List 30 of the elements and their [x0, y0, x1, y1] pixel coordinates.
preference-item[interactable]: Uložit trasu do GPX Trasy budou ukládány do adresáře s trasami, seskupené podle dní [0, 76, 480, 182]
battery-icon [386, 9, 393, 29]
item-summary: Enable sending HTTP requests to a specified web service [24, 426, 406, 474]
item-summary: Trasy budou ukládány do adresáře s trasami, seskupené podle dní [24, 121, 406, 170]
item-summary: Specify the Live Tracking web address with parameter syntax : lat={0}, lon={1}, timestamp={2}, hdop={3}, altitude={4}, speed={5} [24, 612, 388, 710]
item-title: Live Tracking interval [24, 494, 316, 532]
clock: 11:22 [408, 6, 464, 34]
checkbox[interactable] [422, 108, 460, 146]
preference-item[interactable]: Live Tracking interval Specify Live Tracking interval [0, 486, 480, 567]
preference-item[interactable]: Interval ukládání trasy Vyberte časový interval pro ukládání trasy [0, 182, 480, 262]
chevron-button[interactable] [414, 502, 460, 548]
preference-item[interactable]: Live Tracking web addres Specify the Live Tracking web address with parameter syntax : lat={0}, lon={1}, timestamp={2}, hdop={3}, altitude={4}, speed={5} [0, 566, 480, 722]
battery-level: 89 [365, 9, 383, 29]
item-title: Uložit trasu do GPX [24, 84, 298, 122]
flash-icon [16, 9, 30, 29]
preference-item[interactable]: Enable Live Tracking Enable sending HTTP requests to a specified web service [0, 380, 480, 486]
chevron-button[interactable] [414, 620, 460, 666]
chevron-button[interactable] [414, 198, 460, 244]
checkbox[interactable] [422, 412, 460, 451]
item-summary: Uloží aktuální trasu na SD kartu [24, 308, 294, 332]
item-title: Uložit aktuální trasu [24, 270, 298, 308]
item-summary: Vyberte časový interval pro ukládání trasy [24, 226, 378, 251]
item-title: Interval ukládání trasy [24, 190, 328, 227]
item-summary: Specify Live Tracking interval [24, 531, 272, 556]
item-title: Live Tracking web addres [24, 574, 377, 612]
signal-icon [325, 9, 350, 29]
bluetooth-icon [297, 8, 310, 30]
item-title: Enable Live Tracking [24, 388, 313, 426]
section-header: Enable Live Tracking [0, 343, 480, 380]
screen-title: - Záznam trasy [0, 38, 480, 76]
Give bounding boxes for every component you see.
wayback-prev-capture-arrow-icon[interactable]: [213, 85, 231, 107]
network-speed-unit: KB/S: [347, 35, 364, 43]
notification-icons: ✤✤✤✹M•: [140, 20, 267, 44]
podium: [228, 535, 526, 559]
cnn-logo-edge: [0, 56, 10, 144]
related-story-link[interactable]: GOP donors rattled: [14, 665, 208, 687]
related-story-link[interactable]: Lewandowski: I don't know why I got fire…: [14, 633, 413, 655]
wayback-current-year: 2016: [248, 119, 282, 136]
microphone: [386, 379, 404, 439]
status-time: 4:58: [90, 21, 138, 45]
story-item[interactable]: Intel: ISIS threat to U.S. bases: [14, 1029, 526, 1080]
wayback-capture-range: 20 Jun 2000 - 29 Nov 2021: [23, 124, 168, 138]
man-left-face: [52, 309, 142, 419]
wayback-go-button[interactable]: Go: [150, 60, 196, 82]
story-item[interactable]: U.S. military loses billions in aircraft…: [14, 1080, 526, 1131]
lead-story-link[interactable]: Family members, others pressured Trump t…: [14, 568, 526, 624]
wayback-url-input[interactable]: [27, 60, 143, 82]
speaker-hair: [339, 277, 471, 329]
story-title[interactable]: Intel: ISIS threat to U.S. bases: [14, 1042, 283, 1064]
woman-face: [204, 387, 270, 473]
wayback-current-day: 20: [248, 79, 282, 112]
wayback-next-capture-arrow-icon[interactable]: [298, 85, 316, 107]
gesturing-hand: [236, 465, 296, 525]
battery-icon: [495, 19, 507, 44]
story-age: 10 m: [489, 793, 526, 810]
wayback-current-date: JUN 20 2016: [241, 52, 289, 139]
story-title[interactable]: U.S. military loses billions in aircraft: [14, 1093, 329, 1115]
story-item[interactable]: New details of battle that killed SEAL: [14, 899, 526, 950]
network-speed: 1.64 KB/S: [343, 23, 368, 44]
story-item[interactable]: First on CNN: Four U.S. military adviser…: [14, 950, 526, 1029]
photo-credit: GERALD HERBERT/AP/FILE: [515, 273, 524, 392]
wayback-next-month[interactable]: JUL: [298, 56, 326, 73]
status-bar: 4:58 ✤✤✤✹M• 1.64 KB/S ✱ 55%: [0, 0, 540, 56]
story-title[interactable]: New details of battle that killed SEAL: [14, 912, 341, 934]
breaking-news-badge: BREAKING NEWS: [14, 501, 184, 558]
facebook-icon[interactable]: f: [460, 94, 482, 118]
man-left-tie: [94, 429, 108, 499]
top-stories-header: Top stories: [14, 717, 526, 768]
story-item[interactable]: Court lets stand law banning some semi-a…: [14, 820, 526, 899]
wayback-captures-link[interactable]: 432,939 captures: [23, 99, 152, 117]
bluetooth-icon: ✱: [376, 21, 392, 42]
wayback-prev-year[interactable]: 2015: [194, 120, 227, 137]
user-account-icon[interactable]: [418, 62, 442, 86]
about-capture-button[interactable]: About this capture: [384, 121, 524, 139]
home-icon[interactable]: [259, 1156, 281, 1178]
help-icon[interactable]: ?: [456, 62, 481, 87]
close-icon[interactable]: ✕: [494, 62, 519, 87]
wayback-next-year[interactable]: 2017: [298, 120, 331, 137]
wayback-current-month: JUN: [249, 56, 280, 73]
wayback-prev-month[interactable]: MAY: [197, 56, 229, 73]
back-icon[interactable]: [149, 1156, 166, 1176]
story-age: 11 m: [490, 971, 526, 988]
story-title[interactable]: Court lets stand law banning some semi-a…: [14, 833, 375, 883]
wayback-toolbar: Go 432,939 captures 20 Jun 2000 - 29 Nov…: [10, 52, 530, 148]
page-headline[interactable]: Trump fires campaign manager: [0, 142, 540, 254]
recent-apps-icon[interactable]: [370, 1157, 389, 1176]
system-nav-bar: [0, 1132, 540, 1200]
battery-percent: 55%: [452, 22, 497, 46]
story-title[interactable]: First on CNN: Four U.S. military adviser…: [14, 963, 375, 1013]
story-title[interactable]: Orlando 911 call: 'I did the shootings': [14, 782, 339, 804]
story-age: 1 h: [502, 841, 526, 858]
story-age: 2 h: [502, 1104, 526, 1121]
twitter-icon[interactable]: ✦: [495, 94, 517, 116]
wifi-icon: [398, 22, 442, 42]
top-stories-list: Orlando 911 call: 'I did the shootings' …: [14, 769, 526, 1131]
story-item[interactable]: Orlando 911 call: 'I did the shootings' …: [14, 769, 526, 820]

━━━━━━━━━━━━━━━━━━━━━━━━━━━━━━

Reproduce every one of the entries above word for word, leaving nothing out and changing nothing.

→ **Exercise response**:
List 30 of the elements and their [x0, y0, x1, y1] pixel coordinates.
preference-item[interactable]: Uložit trasu do GPX Trasy budou ukládány do adresáře s trasami, seskupené podle dní [0, 76, 480, 182]
battery-icon [386, 9, 393, 29]
item-summary: Enable sending HTTP requests to a specified web service [24, 426, 406, 474]
item-summary: Trasy budou ukládány do adresáře s trasami, seskupené podle dní [24, 121, 406, 170]
item-summary: Specify the Live Tracking web address with parameter syntax : lat={0}, lon={1}, timestamp={2}, hdop={3}, altitude={4}, speed={5} [24, 612, 388, 710]
item-title: Live Tracking interval [24, 494, 316, 532]
clock: 11:22 [408, 6, 464, 34]
checkbox[interactable] [422, 108, 460, 146]
preference-item[interactable]: Live Tracking interval Specify Live Tracking interval [0, 486, 480, 567]
preference-item[interactable]: Interval ukládání trasy Vyberte časový interval pro ukládání trasy [0, 182, 480, 262]
chevron-button[interactable] [414, 502, 460, 548]
preference-item[interactable]: Live Tracking web addres Specify the Live Tracking web address with parameter syntax : lat={0}, lon={1}, timestamp={2}, hdop={3}, altitude={4}, speed={5} [0, 566, 480, 722]
battery-level: 89 [365, 9, 383, 29]
item-title: Uložit trasu do GPX [24, 84, 298, 122]
flash-icon [16, 9, 30, 29]
preference-item[interactable]: Enable Live Tracking Enable sending HTTP requests to a specified web service [0, 380, 480, 486]
chevron-button[interactable] [414, 620, 460, 666]
chevron-button[interactable] [414, 198, 460, 244]
checkbox[interactable] [422, 412, 460, 451]
item-summary: Uloží aktuální trasu na SD kartu [24, 308, 294, 332]
item-title: Uložit aktuální trasu [24, 270, 298, 308]
item-summary: Vyberte časový interval pro ukládání trasy [24, 226, 378, 251]
item-title: Interval ukládání trasy [24, 190, 328, 227]
item-summary: Specify Live Tracking interval [24, 531, 272, 556]
item-title: Live Tracking web addres [24, 574, 377, 612]
signal-icon [325, 9, 350, 29]
bluetooth-icon [297, 8, 310, 30]
item-title: Enable Live Tracking [24, 388, 313, 426]
section-header: Enable Live Tracking [0, 343, 480, 380]
screen-title: - Záznam trasy [0, 38, 480, 76]
Give bounding boxes for every component you see.
wayback-prev-capture-arrow-icon[interactable]: [213, 85, 231, 107]
network-speed-unit: KB/S: [347, 35, 364, 43]
notification-icons: ✤✤✤✹M•: [140, 20, 267, 44]
podium: [228, 535, 526, 559]
cnn-logo-edge: [0, 56, 10, 144]
related-story-link[interactable]: GOP donors rattled: [14, 665, 208, 687]
related-story-link[interactable]: Lewandowski: I don't know why I got fire…: [14, 633, 413, 655]
wayback-current-year: 2016: [248, 119, 282, 136]
microphone: [386, 379, 404, 439]
status-time: 4:58: [90, 21, 138, 45]
story-item[interactable]: Intel: ISIS threat to U.S. bases: [14, 1029, 526, 1080]
wayback-capture-range: 20 Jun 2000 - 29 Nov 2021: [23, 124, 168, 138]
man-left-face: [52, 309, 142, 419]
wayback-go-button[interactable]: Go: [150, 60, 196, 82]
story-item[interactable]: U.S. military loses billions in aircraft…: [14, 1080, 526, 1131]
lead-story-link[interactable]: Family members, others pressured Trump t…: [14, 568, 526, 624]
wayback-url-input[interactable]: [27, 60, 143, 82]
speaker-hair: [339, 277, 471, 329]
story-title[interactable]: Intel: ISIS threat to U.S. bases: [14, 1042, 283, 1064]
woman-face: [204, 387, 270, 473]
wayback-current-day: 20: [248, 79, 282, 112]
wayback-next-capture-arrow-icon[interactable]: [298, 85, 316, 107]
gesturing-hand: [236, 465, 296, 525]
battery-icon: [495, 19, 507, 44]
story-age: 10 m: [489, 793, 526, 810]
wayback-current-date: JUN 20 2016: [241, 52, 289, 139]
story-title[interactable]: U.S. military loses billions in aircraft: [14, 1093, 329, 1115]
story-item[interactable]: New details of battle that killed SEAL: [14, 899, 526, 950]
network-speed: 1.64 KB/S: [343, 23, 368, 44]
story-item[interactable]: First on CNN: Four U.S. military adviser…: [14, 950, 526, 1029]
photo-credit: GERALD HERBERT/AP/FILE: [515, 273, 524, 392]
wayback-next-month[interactable]: JUL: [298, 56, 326, 73]
status-bar: 4:58 ✤✤✤✹M• 1.64 KB/S ✱ 55%: [0, 0, 540, 56]
story-title[interactable]: New details of battle that killed SEAL: [14, 912, 341, 934]
breaking-news-badge: BREAKING NEWS: [14, 501, 184, 558]
facebook-icon[interactable]: f: [460, 94, 482, 118]
man-left-tie: [94, 429, 108, 499]
top-stories-header: Top stories: [14, 717, 526, 768]
story-item[interactable]: Court lets stand law banning some semi-a…: [14, 820, 526, 899]
wayback-captures-link[interactable]: 432,939 captures: [23, 99, 152, 117]
bluetooth-icon: ✱: [376, 21, 392, 42]
wayback-prev-year[interactable]: 2015: [194, 120, 227, 137]
user-account-icon[interactable]: [418, 62, 442, 86]
about-capture-button[interactable]: About this capture: [384, 121, 524, 139]
home-icon[interactable]: [259, 1156, 281, 1178]
help-icon[interactable]: ?: [456, 62, 481, 87]
close-icon[interactable]: ✕: [494, 62, 519, 87]
wayback-next-year[interactable]: 2017: [298, 120, 331, 137]
wayback-current-month: JUN: [249, 56, 280, 73]
wayback-prev-month[interactable]: MAY: [197, 56, 229, 73]
back-icon[interactable]: [149, 1156, 166, 1176]
story-age: 11 m: [490, 971, 526, 988]
story-title[interactable]: Court lets stand law banning some semi-a…: [14, 833, 375, 883]
wayback-toolbar: Go 432,939 captures 20 Jun 2000 - 29 Nov…: [10, 52, 530, 148]
page-headline[interactable]: Trump fires campaign manager: [0, 142, 540, 254]
recent-apps-icon[interactable]: [370, 1157, 389, 1176]
system-nav-bar: [0, 1132, 540, 1200]
battery-percent: 55%: [452, 22, 497, 46]
story-title[interactable]: First on CNN: Four U.S. military adviser…: [14, 963, 375, 1013]
story-title[interactable]: Orlando 911 call: 'I did the shootings': [14, 782, 339, 804]
story-age: 1 h: [502, 841, 526, 858]
story-age: 2 h: [502, 1104, 526, 1121]
twitter-icon[interactable]: ✦: [495, 94, 517, 116]
wifi-icon: [398, 22, 442, 42]
top-stories-list: Orlando 911 call: 'I did the shootings' …: [14, 769, 526, 1131]
story-item[interactable]: Orlando 911 call: 'I did the shootings' …: [14, 769, 526, 820]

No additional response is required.